— start EXCERPTED RECORDS —

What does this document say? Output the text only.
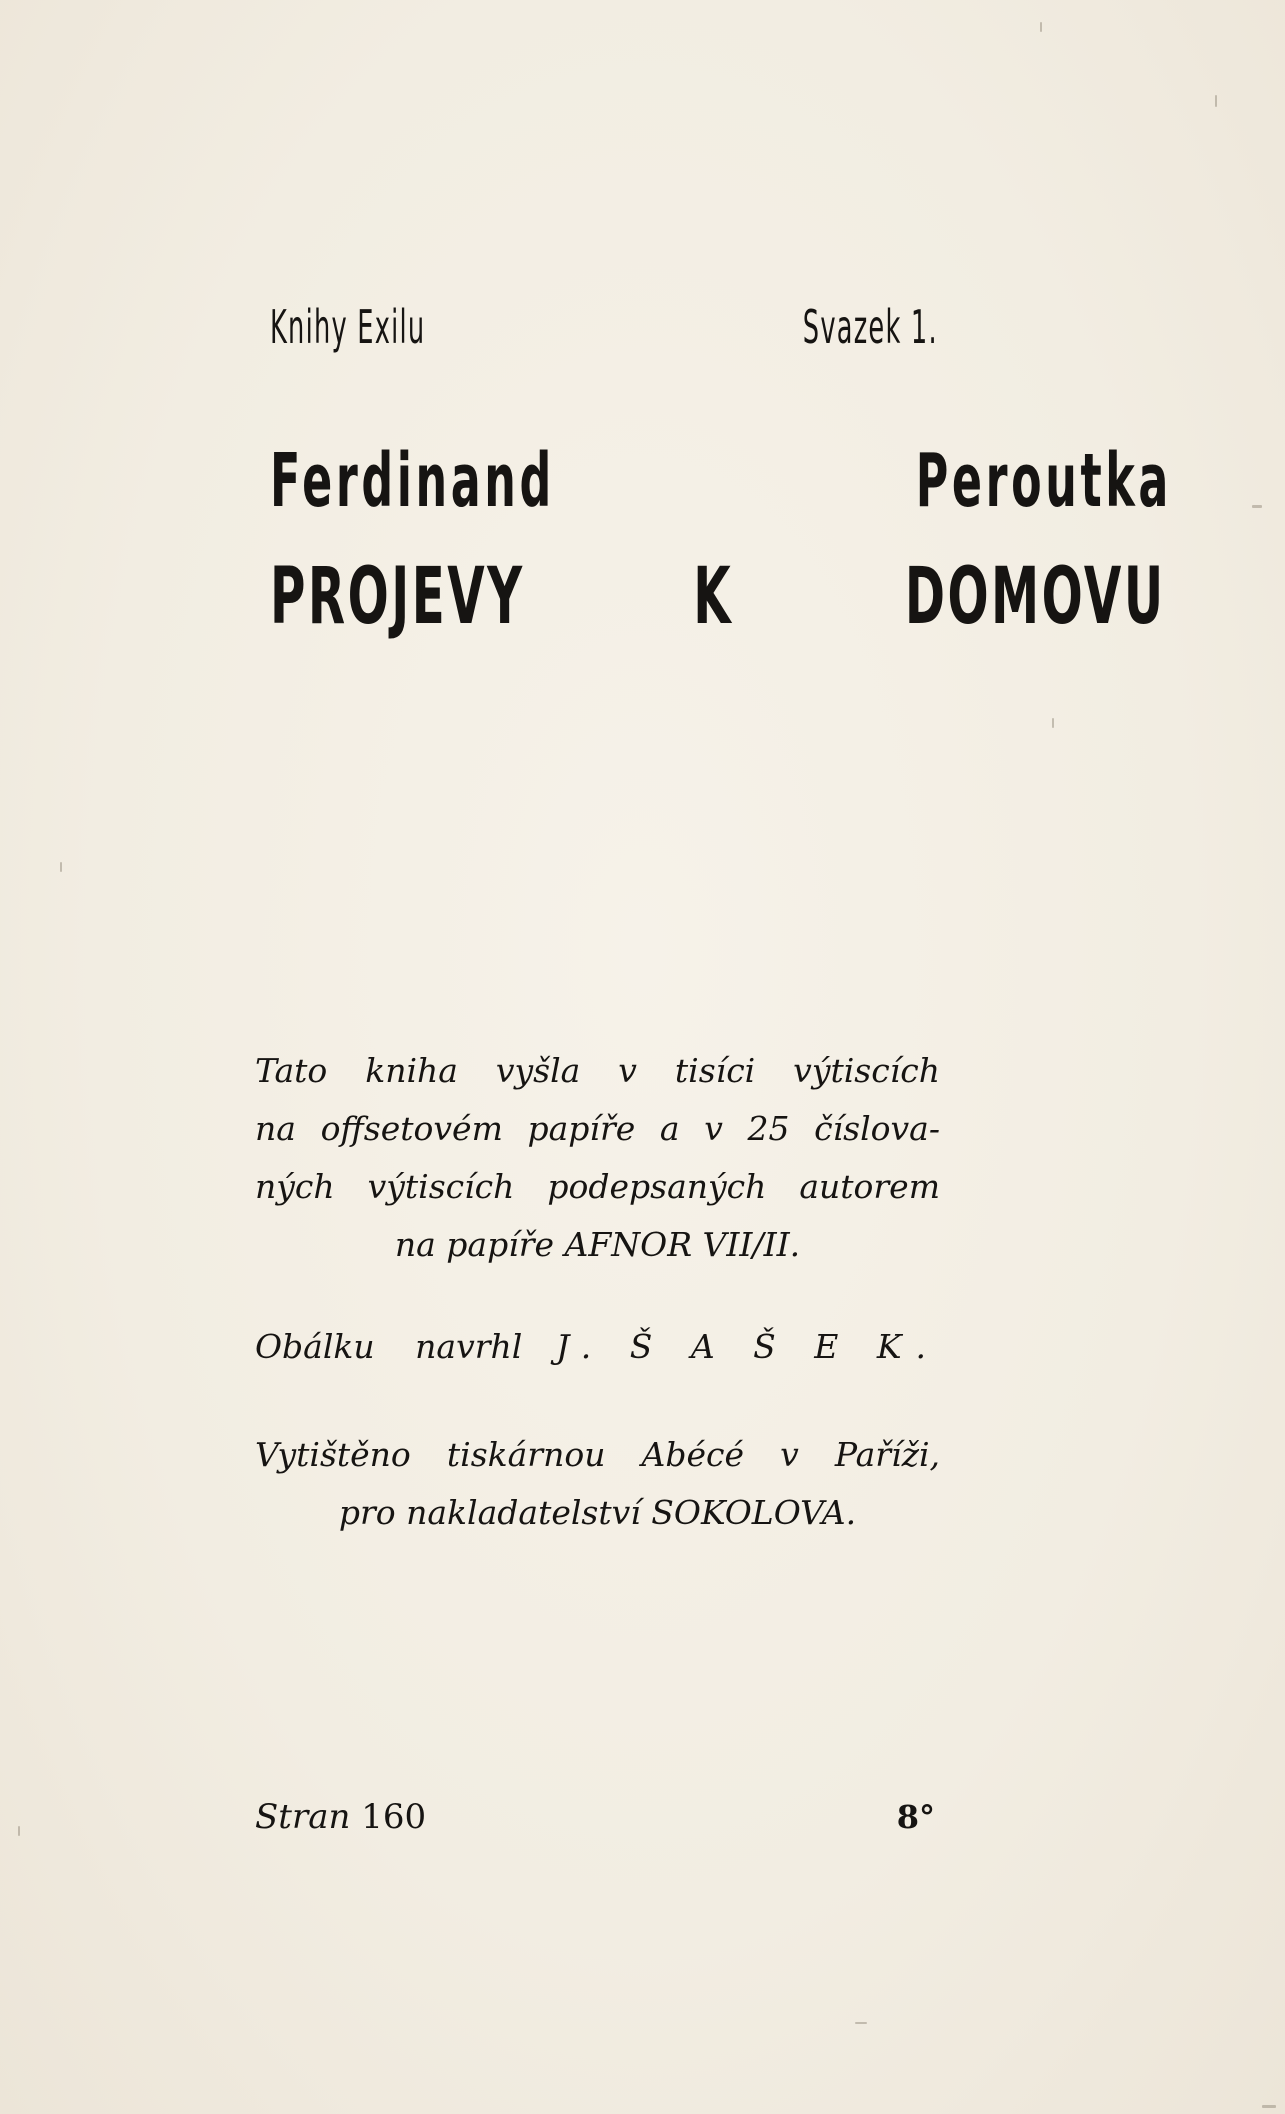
Knihy Exilu	Svazek 1.
Ferdinand	Peroutka
PROJEVY K DOMOVU
Tato kniha vyšla v tisíci výtiscích
na offsetovém papíře a v 25 číslova-
ných výtiscích podepsaných autorem
na papíře AFNOR VII/II.
Obálku navrhl J. Š A Š E K.
Vytištěno tiskárnou Abécé v Paříži,
pro nakladatelství SOKOLOVA.
Stran 160	8°
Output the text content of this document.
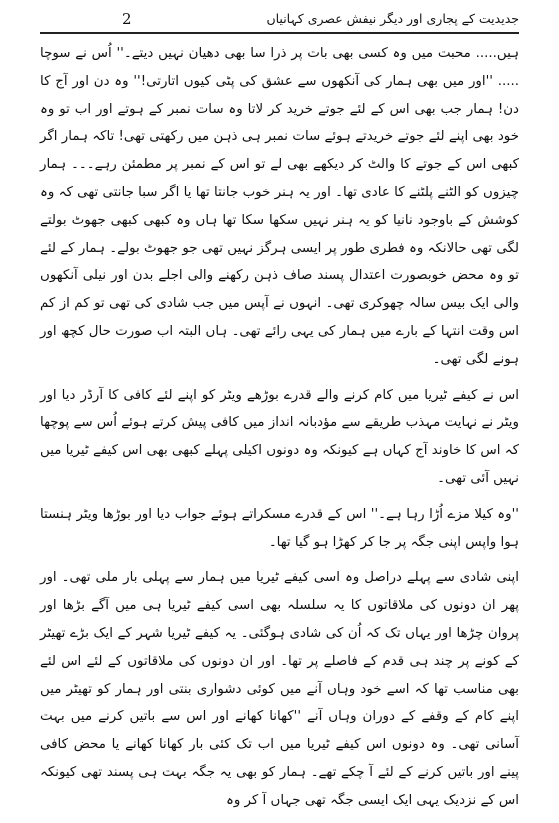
2	جدیدیت کے پجاری اور دیگر نیفش عصری کہانیاں

ہیں..... محبت میں وہ کسی بھی بات پر ذرا سا بھی دھیان نہیں دیتے۔'' اُس نے سوچا ..... ''اور میں بھی ہمار کی آنکھوں سے عشق کی پٹی کیوں اتارتی!'' وہ دن اور آج کا دن! ہمار جب بھی اس کے لئے جوتے خرید کر لاتا وہ سات نمبر کے ہوتے اور اب تو وہ خود بھی اپنے لئے جوتے خریدتے ہوئے سات نمبر ہی ذہن میں رکھتی تھی! تاکہ ہمار اگر کبھی اس کے جوتے کا والٹ کر دیکھے بھی لے تو اس کے نمبر پر مطمئن رہے۔۔۔ ہمار چیزوں کو الٹنے پلٹنے کا عادی تھا۔ اور یہ ہنر خوب جانتا تھا یا اگر سبا جانتی تھی کہ وہ کوشش کے باوجود نانیا کو یہ ہنر نہیں سکھا سکا تھا ہاں وہ کبھی کبھی جھوٹ بولتے لگی تھی حالانکہ وہ فطری طور پر ایسی ہرگز نہیں تھی جو جھوٹ بولے۔ ہمار کے لئے تو وہ محض خوبصورت اعتدال پسند صاف ذہن رکھنے والی اجلے بدن اور نیلی آنکھوں والی ایک بیس سالہ چھوکری تھی۔ انہوں نے آپس میں جب شادی کی تھی تو کم از کم اس وقت انتہا کے بارے میں ہمار کی یہی رائے تھی۔ ہاں البتہ اب صورت حال کچھ اور ہونے لگی تھی۔

اس نے کیفے ٹیریا میں کام کرنے والے قدرے بوڑھے ویٹر کو اپنے لئے کافی کا آرڈر دیا اور ویٹر نے نہایت مہذب طریقے سے مؤدبانہ انداز میں کافی پیش کرتے ہوئے اُس سے پوچھا کہ اس کا خاوند آج کہاں ہے کیونکہ وہ دونوں اکیلی پہلے کبھی بھی اس کیفے ٹیریا میں نہیں آئی تھی۔

''وہ کیلا مزے اُڑا رہا ہے۔'' اس کے قدرے مسکراتے ہوئے جواب دیا اور بوڑھا ویٹر ہنستا ہوا واپس اپنی جگہ پر جا کر کھڑا ہو گیا تھا۔

اپنی شادی سے پہلے دراصل وہ اسی کیفے ٹیریا میں ہمار سے پہلی بار ملی تھی۔ اور پھر ان دونوں کی ملاقاتوں کا یہ سلسلہ بھی اسی کیفے ٹیریا ہی میں آگے بڑھا اور پروان چڑھا اور یہاں تک کہ اُن کی شادی ہوگئی۔ یہ کیفے ٹیریا شہر کے ایک بڑے تھیٹر کے کونے پر چند ہی قدم کے فاصلے پر تھا۔ اور ان دونوں کی ملاقاتوں کے لئے اس لئے بھی مناسب تھا کہ اسے خود وہاں آنے میں کوئی دشواری بنتی اور ہمار کو تھیٹر میں اپنے کام کے وقفے کے دوران وہاں آنے ''کھانا کھانے اور اس سے باتیں کرنے میں بہت آسانی تھی۔ وہ دونوں اس کیفے ٹیریا میں اب تک کئی بار کھانا کھانے یا محض کافی پینے اور باتیں کرنے کے لئے آ چکے تھے۔ ہمار کو بھی یہ جگہ بہت ہی پسند تھی کیونکہ اس کے نزدیک یہی ایک ایسی جگہ تھی جہاں آ کر وہ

— end EXCERPTED RECORDS —

WORK TO COMPLETE —
Give an exact copy of the material, leaving out every picture.

EXPECTED OUTPUT —
What does this document say? Output the text only.
Knihy Exilu	Svazek 1.
Ferdinand	Peroutka
PROJEVY K DOMOVU
Tato kniha vyšla v tisíci výtiscích
na offsetovém papíře a v 25 číslova-
ných výtiscích podepsaných autorem
na papíře AFNOR VII/II.
Obálku navrhl J. Š A Š E K.
Vytištěno tiskárnou Abécé v Paříži,
pro nakladatelství SOKOLOVA.
Stran 160	8°
Output the text content of this document.
2	جدیدیت کے پجاری اور دیگر نیفش عصری کہانیاں

ہیں..... محبت میں وہ کسی بھی بات پر ذرا سا بھی دھیان نہیں دیتے۔'' اُس نے سوچا ..... ''اور میں بھی ہمار کی آنکھوں سے عشق کی پٹی کیوں اتارتی!'' وہ دن اور آج کا دن! ہمار جب بھی اس کے لئے جوتے خرید کر لاتا وہ سات نمبر کے ہوتے اور اب تو وہ خود بھی اپنے لئے جوتے خریدتے ہوئے سات نمبر ہی ذہن میں رکھتی تھی! تاکہ ہمار اگر کبھی اس کے جوتے کا والٹ کر دیکھے بھی لے تو اس کے نمبر پر مطمئن رہے۔۔۔ ہمار چیزوں کو الٹنے پلٹنے کا عادی تھا۔ اور یہ ہنر خوب جانتا تھا یا اگر سبا جانتی تھی کہ وہ کوشش کے باوجود نانیا کو یہ ہنر نہیں سکھا سکا تھا ہاں وہ کبھی کبھی جھوٹ بولتے لگی تھی حالانکہ وہ فطری طور پر ایسی ہرگز نہیں تھی جو جھوٹ بولے۔ ہمار کے لئے تو وہ محض خوبصورت اعتدال پسند صاف ذہن رکھنے والی اجلے بدن اور نیلی آنکھوں والی ایک بیس سالہ چھوکری تھی۔ انہوں نے آپس میں جب شادی کی تھی تو کم از کم اس وقت انتہا کے بارے میں ہمار کی یہی رائے تھی۔ ہاں البتہ اب صورت حال کچھ اور ہونے لگی تھی۔

اس نے کیفے ٹیریا میں کام کرنے والے قدرے بوڑھے ویٹر کو اپنے لئے کافی کا آرڈر دیا اور ویٹر نے نہایت مہذب طریقے سے مؤدبانہ انداز میں کافی پیش کرتے ہوئے اُس سے پوچھا کہ اس کا خاوند آج کہاں ہے کیونکہ وہ دونوں اکیلی پہلے کبھی بھی اس کیفے ٹیریا میں نہیں آئی تھی۔

''وہ کیلا مزے اُڑا رہا ہے۔'' اس کے قدرے مسکراتے ہوئے جواب دیا اور بوڑھا ویٹر ہنستا ہوا واپس اپنی جگہ پر جا کر کھڑا ہو گیا تھا۔

اپنی شادی سے پہلے دراصل وہ اسی کیفے ٹیریا میں ہمار سے پہلی بار ملی تھی۔ اور پھر ان دونوں کی ملاقاتوں کا یہ سلسلہ بھی اسی کیفے ٹیریا ہی میں آگے بڑھا اور پروان چڑھا اور یہاں تک کہ اُن کی شادی ہوگئی۔ یہ کیفے ٹیریا شہر کے ایک بڑے تھیٹر کے کونے پر چند ہی قدم کے فاصلے پر تھا۔ اور ان دونوں کی ملاقاتوں کے لئے اس لئے بھی مناسب تھا کہ اسے خود وہاں آنے میں کوئی دشواری بنتی اور ہمار کو تھیٹر میں اپنے کام کے وقفے کے دوران وہاں آنے ''کھانا کھانے اور اس سے باتیں کرنے میں بہت آسانی تھی۔ وہ دونوں اس کیفے ٹیریا میں اب تک کئی بار کھانا کھانے یا محض کافی پینے اور باتیں کرنے کے لئے آ چکے تھے۔ ہمار کو بھی یہ جگہ بہت ہی پسند تھی کیونکہ اس کے نزدیک یہی ایک ایسی جگہ تھی جہاں آ کر وہ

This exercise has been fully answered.